[Opening TEXT SEGMENT section]
I said at the start of this disaster that you can't win the even the right war for the wrong reasons - bad reasons drive bad decisions, which produce bad results. From it's actions, it's pretty clear that a genuine belief in democracy - and the broad international cooperation absolutetly necessary to acheive peace and democracy anywhere at all - is not of any interest to them. Their failure was built into their decision-making long before a shot was fired.

April 13, 2006

The Bullshit Industrial Complex

I heard an interview today with a set of professional marketers discussing the new Washington State slogan:" Say WA? " Yes, it's that stupid. It makes "Alaska B4 U Die," look like a zen koan. They used a particular phrase: "effective branding is rooted in truth," such as Vegas' "What happens here, stays here." But the nuance is that actual truth is not important at all, except in that what is similiar to truth is persuasive, and therefore, of great economic value.

Remembering an interview with Prof. Frankfurt on his pop philosophy essay "On Bullshit," (and avoiding additional bullshit, I will admit that I have not yet read it properly), got me thinking about the purely economic role of bullshit. According to Frankfurt, the esssence of bullshit is that it is produced without any concern for the truth. A New Yorker article relates an anecdote he uses about Wittgenstein (again, it has been at least 15 years since I've read any Wittgenstein).
[Closing TEXT SEGMENT section]
[Opening EXTRACTED DATA section]
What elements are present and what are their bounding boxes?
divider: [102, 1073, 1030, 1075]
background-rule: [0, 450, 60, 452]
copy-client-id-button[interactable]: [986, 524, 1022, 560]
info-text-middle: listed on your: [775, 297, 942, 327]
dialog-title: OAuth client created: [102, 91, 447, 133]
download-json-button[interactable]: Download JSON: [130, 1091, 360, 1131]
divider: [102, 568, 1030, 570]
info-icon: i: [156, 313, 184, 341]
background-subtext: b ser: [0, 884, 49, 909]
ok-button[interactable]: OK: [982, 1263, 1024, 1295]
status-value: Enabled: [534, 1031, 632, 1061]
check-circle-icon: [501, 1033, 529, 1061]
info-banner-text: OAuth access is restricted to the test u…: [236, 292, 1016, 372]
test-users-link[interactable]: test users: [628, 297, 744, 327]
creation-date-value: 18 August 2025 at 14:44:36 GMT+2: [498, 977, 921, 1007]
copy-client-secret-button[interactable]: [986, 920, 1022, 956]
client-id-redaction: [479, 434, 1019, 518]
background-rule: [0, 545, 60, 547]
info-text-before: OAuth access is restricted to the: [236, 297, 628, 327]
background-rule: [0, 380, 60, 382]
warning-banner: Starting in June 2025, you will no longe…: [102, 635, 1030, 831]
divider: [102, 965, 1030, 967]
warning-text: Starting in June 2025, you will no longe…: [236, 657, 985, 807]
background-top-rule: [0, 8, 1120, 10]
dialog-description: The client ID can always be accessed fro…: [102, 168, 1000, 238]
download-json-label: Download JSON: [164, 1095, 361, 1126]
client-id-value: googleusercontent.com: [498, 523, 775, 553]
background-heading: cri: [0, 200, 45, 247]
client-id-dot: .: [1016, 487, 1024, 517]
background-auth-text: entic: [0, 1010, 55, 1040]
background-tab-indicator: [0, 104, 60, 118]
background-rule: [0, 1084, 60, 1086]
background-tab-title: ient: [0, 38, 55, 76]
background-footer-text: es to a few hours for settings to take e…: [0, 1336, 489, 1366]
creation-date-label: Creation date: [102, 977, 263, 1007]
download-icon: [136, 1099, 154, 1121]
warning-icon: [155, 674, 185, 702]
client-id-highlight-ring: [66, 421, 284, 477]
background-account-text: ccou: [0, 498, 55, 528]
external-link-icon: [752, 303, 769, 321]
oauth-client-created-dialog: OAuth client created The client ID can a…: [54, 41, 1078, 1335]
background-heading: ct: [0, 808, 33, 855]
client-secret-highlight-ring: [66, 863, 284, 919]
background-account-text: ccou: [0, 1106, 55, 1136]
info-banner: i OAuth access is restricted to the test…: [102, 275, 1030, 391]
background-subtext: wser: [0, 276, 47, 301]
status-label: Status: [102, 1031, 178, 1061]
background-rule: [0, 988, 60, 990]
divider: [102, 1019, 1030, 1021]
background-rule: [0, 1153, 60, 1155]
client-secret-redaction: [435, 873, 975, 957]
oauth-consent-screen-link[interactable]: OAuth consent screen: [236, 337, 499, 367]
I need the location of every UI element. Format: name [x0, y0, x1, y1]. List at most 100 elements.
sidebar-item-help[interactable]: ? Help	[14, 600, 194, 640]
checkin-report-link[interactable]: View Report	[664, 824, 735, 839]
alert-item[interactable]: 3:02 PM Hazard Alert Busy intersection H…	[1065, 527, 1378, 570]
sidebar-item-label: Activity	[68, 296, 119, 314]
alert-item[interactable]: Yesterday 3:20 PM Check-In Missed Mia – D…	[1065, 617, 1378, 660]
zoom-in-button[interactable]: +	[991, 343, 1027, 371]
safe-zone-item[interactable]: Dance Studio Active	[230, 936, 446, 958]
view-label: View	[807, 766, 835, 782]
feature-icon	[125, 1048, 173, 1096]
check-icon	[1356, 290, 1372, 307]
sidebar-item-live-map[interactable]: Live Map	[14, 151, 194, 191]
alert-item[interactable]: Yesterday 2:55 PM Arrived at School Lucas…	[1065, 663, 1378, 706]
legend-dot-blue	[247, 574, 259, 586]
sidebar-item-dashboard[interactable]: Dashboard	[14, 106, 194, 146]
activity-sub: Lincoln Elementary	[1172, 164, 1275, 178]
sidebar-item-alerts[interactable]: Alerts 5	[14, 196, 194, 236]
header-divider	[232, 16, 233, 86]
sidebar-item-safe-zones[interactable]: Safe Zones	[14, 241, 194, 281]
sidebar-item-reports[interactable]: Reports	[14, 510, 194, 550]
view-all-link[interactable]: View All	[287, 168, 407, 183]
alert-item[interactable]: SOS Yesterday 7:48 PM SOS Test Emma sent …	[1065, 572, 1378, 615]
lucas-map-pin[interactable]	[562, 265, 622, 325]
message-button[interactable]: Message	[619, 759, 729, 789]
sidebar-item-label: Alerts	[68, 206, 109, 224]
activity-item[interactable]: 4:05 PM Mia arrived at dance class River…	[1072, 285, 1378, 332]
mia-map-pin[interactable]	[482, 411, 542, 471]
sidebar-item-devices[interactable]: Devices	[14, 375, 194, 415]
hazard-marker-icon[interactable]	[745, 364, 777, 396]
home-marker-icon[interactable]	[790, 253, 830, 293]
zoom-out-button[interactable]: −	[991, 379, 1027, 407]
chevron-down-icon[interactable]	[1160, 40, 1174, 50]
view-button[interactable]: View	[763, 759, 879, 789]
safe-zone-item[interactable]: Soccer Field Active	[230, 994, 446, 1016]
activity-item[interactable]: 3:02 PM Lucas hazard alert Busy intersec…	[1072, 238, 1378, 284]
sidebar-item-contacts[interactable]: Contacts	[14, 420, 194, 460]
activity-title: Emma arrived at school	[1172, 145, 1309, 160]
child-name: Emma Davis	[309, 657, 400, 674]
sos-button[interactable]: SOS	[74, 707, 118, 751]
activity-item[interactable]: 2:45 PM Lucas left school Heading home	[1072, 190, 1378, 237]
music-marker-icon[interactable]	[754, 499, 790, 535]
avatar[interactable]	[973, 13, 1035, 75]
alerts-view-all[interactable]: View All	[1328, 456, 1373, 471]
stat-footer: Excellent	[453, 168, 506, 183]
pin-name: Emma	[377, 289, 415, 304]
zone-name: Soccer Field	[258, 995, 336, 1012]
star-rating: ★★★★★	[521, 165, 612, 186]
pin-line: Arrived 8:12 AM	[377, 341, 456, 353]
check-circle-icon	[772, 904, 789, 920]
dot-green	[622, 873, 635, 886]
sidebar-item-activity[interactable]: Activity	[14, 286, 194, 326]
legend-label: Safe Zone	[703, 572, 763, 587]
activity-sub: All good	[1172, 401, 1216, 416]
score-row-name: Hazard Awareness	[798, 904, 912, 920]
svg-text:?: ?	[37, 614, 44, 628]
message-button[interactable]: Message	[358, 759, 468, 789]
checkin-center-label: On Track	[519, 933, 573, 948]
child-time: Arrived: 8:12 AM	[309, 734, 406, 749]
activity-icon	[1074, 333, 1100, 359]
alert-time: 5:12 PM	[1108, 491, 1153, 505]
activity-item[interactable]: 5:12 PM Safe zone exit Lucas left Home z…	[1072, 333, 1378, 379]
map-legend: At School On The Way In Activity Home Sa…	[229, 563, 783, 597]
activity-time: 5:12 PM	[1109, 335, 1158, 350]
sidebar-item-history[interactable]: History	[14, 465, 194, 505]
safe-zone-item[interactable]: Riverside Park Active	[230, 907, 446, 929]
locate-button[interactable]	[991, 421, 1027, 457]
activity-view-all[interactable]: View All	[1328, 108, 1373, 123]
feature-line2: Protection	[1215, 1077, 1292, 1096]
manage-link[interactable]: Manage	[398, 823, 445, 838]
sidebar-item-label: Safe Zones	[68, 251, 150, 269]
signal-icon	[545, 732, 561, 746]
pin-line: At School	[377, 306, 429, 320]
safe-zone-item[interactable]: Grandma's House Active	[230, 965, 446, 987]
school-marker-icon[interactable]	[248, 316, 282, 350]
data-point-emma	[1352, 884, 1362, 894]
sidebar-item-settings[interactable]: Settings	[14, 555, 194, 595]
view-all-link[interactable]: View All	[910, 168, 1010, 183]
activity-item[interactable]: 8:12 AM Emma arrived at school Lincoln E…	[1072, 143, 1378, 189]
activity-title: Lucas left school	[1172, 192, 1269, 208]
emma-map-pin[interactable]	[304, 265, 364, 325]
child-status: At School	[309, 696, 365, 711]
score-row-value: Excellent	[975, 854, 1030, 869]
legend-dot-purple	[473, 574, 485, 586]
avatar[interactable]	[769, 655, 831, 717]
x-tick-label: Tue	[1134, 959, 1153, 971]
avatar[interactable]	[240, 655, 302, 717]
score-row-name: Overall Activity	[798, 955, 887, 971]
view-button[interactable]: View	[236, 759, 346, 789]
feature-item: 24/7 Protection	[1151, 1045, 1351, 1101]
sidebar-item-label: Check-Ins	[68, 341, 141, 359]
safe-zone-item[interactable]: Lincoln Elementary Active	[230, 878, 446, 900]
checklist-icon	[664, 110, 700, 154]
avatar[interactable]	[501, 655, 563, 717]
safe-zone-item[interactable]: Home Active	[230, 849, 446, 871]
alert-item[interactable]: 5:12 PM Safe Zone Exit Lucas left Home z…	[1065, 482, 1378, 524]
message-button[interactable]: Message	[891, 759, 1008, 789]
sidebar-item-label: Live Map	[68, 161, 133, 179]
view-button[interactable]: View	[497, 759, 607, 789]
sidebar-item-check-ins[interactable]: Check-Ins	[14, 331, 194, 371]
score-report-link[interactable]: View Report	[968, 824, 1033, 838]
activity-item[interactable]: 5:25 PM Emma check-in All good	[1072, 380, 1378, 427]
[Closing EXTRACTED DATA section]
**EXERCISE INSTRUCTIONS**
1. Reproduce part of the blog passage on bullshit word for word, starting at the words "I said at the" and ending after "shot was fired.".
2. Pick up the blog passage on bullshit after its final sentence and keep writing.

**ANSWERS PER TASK**
1.
I said at the start of this disaster that you can't win the even the right war for the wrong reasons - bad reasons drive bad decisions, which produce bad results. From it's actions, it's pretty clear that a genuine belief in democracy - and the broad international cooperation absolutetly necessary to acheive peace and democracy anywhere at all - is not of any interest to them. Their failure was built into their decision-making long before a shot was fired.

2.
The difference between lies and bullshit, it seemed to him, was more than a matter of degree. To push the analysis in a new direction, he considers a rather peculiar anecdote about the philosopher Ludwig Wittgenstein. It was the nineteen-thirties, and Wittgenstein had gone to the hospital to visit a friend whose tonsils had just been taken out. She croaked to Wittgenstein, “I feel just like a dog that has been run over.” Wittgenstein (the friend recalled) was disgusted to hear her say this. “You don't know what a dog that has been run over feels like,” he snapped. Of course, Wittgenstein might simply have been joking. But Frankfurt suspects that his severity was real, not feigned. This was, after all, a man who devoted his life to combatting what he considered to be pernicious forms of nonsense. What Wittgenstein found offensive in his friend's simile, Frankfurt guesses, was its mindlessness: “Her fault is not that she fails to get things right, but that she is not even trying.”
Of course, this makes Wittgenstein a rather bad friend who failed to demonstrate compassion when his friend had her tonsils out. (Did they go out for drinks later? Probably not. I seem to remember he died alone.) But the salient point is that bullshit in the modern world is ubiquitous; it is why identity and truth- and art for that matter- why social relations are so poisoned, are in such immient danger of being snowed under an unrelenting blizzard of B.S.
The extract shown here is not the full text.